--- Start Listing ---

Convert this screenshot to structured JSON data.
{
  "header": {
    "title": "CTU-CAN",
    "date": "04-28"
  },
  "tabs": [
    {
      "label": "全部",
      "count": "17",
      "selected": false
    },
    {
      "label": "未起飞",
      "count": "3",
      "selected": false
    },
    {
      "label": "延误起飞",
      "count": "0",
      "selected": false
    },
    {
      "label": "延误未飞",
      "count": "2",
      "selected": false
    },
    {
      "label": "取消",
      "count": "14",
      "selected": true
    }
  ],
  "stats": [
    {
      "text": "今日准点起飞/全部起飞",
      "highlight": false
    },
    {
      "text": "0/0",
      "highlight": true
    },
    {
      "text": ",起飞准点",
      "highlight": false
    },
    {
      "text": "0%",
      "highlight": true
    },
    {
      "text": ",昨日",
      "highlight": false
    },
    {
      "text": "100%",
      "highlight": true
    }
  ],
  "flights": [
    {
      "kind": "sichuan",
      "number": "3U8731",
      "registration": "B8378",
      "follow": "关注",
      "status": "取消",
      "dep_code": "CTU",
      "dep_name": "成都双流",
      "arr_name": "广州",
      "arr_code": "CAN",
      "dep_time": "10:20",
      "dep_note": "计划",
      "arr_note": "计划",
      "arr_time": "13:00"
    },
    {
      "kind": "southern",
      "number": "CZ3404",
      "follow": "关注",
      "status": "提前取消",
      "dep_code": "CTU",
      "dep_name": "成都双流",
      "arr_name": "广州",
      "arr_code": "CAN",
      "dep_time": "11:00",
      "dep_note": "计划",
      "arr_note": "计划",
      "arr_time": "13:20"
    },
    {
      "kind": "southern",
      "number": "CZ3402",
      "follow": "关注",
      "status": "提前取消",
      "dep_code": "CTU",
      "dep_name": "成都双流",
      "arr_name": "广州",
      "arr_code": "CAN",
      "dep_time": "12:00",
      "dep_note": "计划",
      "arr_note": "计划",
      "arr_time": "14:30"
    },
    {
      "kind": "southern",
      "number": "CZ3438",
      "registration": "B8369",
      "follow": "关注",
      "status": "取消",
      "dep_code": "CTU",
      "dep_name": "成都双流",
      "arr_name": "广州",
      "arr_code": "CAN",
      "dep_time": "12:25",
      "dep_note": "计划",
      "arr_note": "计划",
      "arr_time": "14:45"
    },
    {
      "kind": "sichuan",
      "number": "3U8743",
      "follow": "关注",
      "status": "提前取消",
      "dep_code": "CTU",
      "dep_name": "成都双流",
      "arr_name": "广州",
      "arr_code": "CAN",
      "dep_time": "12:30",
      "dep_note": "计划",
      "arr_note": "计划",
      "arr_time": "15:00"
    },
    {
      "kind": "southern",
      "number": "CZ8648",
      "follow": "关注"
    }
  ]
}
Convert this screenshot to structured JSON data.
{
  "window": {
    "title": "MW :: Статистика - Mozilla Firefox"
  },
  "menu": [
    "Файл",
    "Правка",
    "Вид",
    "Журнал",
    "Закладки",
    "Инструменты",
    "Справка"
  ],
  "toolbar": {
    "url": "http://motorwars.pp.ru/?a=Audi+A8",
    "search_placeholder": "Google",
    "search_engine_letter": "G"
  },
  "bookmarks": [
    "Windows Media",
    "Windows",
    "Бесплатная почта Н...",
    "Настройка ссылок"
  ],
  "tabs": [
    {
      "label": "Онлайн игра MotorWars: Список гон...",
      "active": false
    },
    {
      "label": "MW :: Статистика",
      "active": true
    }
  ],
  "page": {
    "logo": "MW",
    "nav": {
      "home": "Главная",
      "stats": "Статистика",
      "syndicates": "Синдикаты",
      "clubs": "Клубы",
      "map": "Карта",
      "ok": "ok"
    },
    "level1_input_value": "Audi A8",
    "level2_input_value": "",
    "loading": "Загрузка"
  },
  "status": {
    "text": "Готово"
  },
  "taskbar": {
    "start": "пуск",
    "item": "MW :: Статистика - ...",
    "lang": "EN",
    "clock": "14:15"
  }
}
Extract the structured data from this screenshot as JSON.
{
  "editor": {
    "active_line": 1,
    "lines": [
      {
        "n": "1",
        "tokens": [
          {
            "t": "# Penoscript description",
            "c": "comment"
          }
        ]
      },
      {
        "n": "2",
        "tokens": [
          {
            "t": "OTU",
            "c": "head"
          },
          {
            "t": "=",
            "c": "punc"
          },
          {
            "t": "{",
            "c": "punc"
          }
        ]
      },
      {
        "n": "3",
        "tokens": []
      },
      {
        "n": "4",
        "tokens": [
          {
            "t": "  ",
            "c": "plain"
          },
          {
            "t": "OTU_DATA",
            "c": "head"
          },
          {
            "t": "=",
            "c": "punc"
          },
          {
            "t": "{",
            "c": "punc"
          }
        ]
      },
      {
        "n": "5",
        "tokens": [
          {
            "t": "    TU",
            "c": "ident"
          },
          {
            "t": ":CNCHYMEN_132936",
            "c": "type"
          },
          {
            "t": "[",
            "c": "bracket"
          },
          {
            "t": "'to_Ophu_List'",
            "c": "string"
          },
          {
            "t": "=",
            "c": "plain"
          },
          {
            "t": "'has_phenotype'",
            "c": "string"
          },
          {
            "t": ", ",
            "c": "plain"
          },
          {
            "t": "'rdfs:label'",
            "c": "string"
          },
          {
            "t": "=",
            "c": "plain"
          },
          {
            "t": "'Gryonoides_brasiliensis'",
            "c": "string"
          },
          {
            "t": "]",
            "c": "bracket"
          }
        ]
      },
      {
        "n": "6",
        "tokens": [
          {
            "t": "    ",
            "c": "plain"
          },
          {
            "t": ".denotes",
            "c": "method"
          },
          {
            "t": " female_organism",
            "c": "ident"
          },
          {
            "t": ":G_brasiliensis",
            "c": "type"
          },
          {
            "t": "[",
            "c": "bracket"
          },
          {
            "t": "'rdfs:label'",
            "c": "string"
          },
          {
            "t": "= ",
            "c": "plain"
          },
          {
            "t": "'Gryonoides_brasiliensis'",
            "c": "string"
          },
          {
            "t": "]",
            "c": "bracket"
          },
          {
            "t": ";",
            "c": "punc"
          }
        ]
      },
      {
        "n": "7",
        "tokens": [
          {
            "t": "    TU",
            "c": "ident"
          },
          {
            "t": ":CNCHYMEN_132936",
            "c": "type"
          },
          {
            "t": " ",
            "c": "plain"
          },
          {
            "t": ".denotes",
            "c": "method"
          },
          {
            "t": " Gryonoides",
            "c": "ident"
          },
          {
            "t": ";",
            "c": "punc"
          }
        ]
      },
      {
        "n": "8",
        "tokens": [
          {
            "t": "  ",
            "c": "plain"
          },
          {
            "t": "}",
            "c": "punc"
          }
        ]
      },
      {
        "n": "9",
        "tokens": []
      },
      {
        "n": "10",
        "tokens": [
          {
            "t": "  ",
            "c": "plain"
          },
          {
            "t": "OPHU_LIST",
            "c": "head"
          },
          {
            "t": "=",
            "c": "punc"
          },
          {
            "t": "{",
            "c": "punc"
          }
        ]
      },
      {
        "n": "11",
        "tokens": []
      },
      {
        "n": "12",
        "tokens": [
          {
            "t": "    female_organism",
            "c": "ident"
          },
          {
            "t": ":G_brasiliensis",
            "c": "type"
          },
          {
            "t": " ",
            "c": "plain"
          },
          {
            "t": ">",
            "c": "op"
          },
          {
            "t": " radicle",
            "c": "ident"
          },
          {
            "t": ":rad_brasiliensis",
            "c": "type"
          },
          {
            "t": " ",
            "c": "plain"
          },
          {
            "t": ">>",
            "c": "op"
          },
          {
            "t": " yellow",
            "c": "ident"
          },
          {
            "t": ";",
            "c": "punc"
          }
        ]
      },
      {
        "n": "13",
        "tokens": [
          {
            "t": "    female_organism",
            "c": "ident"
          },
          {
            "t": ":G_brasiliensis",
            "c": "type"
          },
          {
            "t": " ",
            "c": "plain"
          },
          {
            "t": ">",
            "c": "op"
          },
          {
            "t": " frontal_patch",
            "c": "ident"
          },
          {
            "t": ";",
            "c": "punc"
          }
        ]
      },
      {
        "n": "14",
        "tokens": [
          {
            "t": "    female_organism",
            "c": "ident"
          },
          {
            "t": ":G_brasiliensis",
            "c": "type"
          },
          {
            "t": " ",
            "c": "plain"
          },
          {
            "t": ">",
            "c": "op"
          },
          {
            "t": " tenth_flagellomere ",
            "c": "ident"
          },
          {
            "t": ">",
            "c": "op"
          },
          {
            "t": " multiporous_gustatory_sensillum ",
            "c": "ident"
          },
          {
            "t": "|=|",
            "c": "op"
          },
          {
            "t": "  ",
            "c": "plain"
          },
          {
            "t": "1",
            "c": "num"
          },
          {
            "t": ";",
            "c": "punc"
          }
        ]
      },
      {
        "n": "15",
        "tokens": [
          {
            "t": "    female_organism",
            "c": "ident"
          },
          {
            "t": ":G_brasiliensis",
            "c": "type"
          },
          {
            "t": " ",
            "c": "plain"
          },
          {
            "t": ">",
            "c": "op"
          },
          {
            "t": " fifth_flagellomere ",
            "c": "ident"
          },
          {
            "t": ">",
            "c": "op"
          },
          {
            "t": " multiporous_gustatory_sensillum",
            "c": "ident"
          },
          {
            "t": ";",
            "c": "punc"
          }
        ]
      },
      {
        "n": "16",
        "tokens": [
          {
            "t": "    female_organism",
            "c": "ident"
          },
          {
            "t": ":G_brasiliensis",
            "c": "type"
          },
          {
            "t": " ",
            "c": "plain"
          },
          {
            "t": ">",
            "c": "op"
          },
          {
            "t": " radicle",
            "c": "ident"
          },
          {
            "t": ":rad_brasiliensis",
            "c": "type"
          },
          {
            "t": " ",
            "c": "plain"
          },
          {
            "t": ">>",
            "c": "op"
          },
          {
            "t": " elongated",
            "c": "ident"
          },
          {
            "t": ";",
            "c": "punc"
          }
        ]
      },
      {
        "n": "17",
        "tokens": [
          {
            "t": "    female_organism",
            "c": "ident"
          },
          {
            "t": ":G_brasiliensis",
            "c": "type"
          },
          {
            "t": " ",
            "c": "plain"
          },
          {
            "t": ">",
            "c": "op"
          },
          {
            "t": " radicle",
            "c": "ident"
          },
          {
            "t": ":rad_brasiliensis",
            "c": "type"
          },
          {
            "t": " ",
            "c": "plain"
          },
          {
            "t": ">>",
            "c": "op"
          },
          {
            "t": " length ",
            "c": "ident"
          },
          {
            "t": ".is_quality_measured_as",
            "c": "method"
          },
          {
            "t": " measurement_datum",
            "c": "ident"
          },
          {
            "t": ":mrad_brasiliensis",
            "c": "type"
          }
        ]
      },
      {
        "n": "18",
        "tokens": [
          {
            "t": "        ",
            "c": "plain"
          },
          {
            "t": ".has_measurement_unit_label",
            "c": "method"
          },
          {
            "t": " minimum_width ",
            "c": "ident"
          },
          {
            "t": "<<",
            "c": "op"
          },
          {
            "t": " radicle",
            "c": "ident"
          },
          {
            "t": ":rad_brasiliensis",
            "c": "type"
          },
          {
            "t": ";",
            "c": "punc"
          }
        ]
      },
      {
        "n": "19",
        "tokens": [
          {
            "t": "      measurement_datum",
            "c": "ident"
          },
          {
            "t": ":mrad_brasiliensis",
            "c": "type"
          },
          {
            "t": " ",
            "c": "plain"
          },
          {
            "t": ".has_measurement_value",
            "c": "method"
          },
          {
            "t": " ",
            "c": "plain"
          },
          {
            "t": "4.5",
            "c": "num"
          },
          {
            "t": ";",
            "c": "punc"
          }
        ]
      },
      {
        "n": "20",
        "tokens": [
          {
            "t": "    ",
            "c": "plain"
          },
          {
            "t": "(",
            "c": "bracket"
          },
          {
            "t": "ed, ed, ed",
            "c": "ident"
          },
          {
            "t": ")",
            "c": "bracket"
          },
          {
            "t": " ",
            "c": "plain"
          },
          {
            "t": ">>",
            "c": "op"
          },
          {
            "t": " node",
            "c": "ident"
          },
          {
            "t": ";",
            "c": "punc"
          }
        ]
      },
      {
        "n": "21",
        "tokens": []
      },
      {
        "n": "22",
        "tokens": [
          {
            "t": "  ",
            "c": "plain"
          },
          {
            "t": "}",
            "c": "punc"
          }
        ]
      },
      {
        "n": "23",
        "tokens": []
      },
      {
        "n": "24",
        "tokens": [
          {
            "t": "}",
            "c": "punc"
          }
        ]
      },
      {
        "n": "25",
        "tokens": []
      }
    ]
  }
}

--- End Listing ---

Return each line of the data that contains the string "number".

      "number": "3U8731",
      "number": "CZ3404",
      "number": "CZ3402",
      "number": "CZ3438",
      "number": "3U8743",
      "number": "CZ8648",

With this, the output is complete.